## Supplied text
The ₹2 Lakh Deduction You Might Be Losing This Year

April is here, and with a new financial year comes the same question millions of Indian homeowners ask: "Can I still claim my home loan tax benefit?"

If you've recently switched to the new tax regime, or your employer has defaulted you into it, you may have quietly lost up to ₹3.5 lakh in annual deductions without realising it. That's ₹2 lakh on home loan interest (Section 24b) plus ₹1.5 lakh on principal repayment (Section 80C). Gone.

The confusion between old vs new regime is real. Most people aren't sure what they're giving up, what they can still claim, and whether it even matters. This guide gives you clear, numbers-first answers, no jargon, no fluff.

What Is a Home Loan Tax Benefit?

A home loan tax benefit is a deduction you can claim on your taxable income because you're repaying a housing loan. Under India's Income Tax Act, two sections apply:

Section 24(b): Lets you deduct up to ₹2,00,000 per year on interest paid for a self-occupied property.

Section 80C: Lets you deduct up to ₹1,50,000 per year on principal repayment (combined with other 80C investments like PPF, ELSS, etc.).

Together, these deductions can reduce your taxable income by ₹3.5 lakh, saving anywhere from ₹45,000 to ₹1,05,000 in taxes depending on your income slab.

The catch? These benefits are available only under the old tax regime.

Can I Claim Home Loan Interest in the New Tax Regime?

Short answer: No - not for a self-occupied property.

Under the new tax regime (FY 2025–26 / AY 2026–27), the Section 24(b) deduction on home loan interest is not available if you live in the house yourself. Similarly, Section 80C principal repayment deductions are also off the table.

The one exception: If your property is rented out (let-out), you can still claim actual interest paid against rental income in the new regime. However, if your interest exceeds the rent earned, you cannot set off that loss against your salary or other income sources, a key restriction that most competitor blogs underemphasise.

Spatial annotation lines:
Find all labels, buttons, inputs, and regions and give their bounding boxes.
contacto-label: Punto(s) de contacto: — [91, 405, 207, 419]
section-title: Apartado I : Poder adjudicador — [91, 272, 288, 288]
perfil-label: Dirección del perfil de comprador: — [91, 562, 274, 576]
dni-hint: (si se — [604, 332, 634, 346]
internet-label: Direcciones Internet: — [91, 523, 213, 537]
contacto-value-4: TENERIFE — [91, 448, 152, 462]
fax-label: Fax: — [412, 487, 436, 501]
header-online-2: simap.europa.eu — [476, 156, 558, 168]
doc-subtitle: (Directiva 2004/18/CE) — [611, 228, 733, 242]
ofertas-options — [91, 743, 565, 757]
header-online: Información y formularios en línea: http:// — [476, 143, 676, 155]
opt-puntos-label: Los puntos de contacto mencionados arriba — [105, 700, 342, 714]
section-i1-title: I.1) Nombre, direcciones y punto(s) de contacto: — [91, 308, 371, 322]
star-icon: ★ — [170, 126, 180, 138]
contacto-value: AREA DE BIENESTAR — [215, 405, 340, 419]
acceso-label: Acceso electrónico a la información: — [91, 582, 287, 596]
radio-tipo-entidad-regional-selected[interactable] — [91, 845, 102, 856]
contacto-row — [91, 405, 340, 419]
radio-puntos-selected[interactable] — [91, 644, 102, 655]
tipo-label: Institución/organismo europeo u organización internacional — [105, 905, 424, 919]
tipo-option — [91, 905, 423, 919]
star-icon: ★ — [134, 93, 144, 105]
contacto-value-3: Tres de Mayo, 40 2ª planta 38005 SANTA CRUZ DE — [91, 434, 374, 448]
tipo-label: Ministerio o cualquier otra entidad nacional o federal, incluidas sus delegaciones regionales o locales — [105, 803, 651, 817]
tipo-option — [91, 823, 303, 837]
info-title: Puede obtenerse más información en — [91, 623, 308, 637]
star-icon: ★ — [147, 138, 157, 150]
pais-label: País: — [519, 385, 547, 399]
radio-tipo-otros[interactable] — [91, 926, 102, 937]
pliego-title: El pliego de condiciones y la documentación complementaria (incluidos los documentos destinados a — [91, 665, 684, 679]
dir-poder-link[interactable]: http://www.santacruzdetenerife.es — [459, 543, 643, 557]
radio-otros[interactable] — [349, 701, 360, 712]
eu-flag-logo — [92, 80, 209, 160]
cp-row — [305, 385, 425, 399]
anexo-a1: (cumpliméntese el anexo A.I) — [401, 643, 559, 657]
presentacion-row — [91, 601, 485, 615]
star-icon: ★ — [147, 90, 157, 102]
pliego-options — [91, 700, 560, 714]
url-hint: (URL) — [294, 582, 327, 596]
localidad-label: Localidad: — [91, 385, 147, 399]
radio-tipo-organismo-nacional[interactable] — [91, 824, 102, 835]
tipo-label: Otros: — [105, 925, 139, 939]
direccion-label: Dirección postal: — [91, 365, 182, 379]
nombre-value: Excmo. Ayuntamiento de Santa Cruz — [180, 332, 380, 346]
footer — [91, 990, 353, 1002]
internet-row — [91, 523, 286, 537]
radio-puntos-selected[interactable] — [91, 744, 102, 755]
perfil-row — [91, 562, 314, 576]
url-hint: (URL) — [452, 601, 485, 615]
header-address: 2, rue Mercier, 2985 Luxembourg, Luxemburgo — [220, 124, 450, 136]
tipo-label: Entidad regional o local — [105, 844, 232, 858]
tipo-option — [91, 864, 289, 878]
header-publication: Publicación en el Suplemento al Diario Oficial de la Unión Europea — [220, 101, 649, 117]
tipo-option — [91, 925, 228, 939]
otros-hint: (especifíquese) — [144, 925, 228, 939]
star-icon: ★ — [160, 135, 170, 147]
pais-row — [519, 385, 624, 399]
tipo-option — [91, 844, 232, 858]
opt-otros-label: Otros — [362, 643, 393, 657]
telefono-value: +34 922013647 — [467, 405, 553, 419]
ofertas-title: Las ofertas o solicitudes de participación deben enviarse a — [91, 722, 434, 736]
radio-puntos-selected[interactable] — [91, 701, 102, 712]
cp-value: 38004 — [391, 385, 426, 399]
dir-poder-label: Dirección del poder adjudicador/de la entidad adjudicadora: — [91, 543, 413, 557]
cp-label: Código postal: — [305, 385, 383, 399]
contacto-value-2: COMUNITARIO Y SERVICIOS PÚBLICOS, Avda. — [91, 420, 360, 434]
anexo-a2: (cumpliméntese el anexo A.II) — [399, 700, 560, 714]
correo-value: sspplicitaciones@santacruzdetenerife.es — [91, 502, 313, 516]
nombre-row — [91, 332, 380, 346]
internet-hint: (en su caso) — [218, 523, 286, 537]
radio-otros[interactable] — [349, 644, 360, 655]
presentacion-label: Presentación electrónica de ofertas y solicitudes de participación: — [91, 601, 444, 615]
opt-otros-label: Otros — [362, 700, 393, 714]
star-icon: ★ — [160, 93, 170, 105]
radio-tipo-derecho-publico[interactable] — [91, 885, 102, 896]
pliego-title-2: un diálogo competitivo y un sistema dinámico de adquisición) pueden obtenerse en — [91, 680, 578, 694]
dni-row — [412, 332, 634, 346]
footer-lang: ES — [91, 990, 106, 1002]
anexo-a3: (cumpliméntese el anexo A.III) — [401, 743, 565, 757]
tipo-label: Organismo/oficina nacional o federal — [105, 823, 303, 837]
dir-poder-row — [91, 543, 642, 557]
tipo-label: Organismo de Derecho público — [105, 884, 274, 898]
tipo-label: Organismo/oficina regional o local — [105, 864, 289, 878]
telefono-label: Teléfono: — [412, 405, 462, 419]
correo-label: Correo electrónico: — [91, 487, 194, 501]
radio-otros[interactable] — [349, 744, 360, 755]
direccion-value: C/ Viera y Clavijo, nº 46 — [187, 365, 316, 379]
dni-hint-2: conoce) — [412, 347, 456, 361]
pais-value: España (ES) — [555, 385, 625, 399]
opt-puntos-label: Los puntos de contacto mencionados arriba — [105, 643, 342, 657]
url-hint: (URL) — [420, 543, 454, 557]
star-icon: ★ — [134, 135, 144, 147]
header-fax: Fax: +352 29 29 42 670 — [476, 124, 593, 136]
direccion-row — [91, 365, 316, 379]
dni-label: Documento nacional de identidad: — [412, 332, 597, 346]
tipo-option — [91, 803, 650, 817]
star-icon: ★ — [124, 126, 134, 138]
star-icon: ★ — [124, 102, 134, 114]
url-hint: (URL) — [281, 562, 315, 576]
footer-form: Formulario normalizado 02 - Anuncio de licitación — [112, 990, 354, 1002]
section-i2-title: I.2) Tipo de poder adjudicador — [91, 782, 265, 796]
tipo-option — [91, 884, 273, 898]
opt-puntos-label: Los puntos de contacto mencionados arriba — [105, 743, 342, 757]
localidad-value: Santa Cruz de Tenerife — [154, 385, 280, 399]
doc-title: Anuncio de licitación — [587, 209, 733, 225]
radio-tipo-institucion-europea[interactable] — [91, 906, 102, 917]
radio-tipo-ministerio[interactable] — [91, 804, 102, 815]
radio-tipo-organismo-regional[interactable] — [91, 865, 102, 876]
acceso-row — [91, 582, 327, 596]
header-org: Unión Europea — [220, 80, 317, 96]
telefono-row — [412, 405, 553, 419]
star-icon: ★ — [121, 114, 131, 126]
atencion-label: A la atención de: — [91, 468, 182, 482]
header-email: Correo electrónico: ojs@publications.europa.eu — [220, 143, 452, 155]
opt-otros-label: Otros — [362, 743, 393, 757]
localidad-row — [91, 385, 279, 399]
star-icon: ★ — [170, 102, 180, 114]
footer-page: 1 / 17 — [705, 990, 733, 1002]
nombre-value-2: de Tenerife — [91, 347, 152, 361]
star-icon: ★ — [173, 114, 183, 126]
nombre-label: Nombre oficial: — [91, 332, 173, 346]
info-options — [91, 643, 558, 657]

## Actions to take
**1.** In the home loan tax article, what is the most a person can deduct each year under Section 24(b) for interest paid on a self-occupied property?
**2.** Continue the home loan tax article from its last sentence.

## Answers provided
**1.** Up to ₹2,00,000 per year.

**2.**
Example:

You earn ₹8 lakh in salary and paid ₹1.8 lakh in home loan interest (self-occupied).

  • Old regime: Taxable income reduced to ₹6.2 lakh. You save ₹37,440 in tax (30% slab).

  • New regime: No deduction. Full ₹8 lakh taxed at applicable slab rates.

Insight: If you're in the 30% tax bracket, you're leaving nearly ₹54,000 on the table by defaulting to the new regime without thinking it through.

What Is the Tax Benefit on Home Loan in 2026?

The applicable deductions for FY 2025–26 (AY 2026–27) remain:

Section

Benefit

Limit

Regime

Section 24(b)

Interest on home loan

₹2,00,000/year

Old only

Section 80C

Principal repayment

₹1,50,000/year (combined)

Old only

Section 80EEA

Additional interest (first-time buyers, affordable housing)

₹1,50,000/year

Old only

A note on Budget 2026: There have been growing demands to raise the Section 24(b) cap from ₹2 lakh to ₹3 lakh, given that property prices have risen sharply since 2014. As of the date of publication, these limits remain unchanged. Stay tuned, check the latest updates on prepayment rules as announcements roll in.

Example - How much can a ₹50L borrower save?

Loan: ₹50 lakh at 7.9% for 20 years | Annual interest (Year 1): ₹3.9 lakh

  • Section 24(b) caps your claim at ₹2 lakh → Tax saving: ₹60,000 (30% slab)

  • Section 80C principal deduction: Up to ₹1.5 lakh → Tax saving: ₹45,000

  • Total annual tax saving: ₹1,09,200 under the old regime

Insight: You're not saving on all ₹3.9 lakh of interest, just ₹2 lakh of it. The remaining ₹1.9 lakh of interest cost is your money gone, with zero tax offset.

What Happens to Home Loan Tax Benefits if I Choose the New Regime?

Direct answer: You lose all deductions on a self-occupied property.

Here's exactly what disappears when you opt into the new regime:

  • Section 24(b) interest deduction - gone

  • Section 80C principal repayment deduction - gone

  • Section 80EEA additional deduction for first-time buyers - gone

  • HRA benefit if you're also paying rent - subject to different rules

What you gain is lower tax slab rates and a simplified filing experience. For many salaried individuals without major deductions, this trade-off works in their favour. But for a homeowner with an active loan of ₹40 lakh or more, the math often doesn't.

Insight: Use our loan affordability calculator to model your exact numbers before making this decision. A 5-minute calculation can be worth lakhs.

Should I Switch to the Old Tax Regime Just for Home Loan Benefits?

It depends on your total deductible investments, not just the home loan.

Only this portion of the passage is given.